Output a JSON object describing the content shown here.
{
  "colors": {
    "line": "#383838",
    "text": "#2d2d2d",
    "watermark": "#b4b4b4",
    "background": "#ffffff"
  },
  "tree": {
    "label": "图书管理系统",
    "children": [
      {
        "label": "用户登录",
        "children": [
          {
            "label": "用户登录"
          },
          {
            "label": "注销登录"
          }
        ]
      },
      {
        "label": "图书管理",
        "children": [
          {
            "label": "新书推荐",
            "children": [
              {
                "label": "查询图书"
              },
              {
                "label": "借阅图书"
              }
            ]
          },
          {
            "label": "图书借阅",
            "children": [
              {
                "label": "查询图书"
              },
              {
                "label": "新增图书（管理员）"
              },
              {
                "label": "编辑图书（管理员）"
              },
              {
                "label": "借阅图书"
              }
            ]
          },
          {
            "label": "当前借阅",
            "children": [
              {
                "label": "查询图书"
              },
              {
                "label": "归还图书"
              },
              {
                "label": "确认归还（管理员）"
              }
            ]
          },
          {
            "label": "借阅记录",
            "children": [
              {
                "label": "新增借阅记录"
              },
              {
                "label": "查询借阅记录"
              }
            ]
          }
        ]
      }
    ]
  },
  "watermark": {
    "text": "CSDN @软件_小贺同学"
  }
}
◆ ◆ ◆
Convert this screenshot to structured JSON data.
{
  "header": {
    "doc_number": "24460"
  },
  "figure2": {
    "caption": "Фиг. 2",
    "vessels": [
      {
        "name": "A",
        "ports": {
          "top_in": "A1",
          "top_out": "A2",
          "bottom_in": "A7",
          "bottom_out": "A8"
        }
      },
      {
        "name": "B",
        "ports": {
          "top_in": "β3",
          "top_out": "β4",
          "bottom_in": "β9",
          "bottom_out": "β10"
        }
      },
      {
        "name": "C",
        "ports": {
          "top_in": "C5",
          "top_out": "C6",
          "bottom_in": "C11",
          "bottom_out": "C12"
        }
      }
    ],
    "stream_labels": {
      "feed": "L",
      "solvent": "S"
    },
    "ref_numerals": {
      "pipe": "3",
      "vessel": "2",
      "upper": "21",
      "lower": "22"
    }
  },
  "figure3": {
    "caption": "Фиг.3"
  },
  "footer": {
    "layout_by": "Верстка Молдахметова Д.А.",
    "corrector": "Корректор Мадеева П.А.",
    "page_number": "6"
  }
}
◆ ◆ ◆
**TO DO:** Show every line in the records above that contains the word "JSON".

**EXERCISE RESPONSE:**
Output a JSON object describing the content shown here.
Convert this screenshot to structured JSON data.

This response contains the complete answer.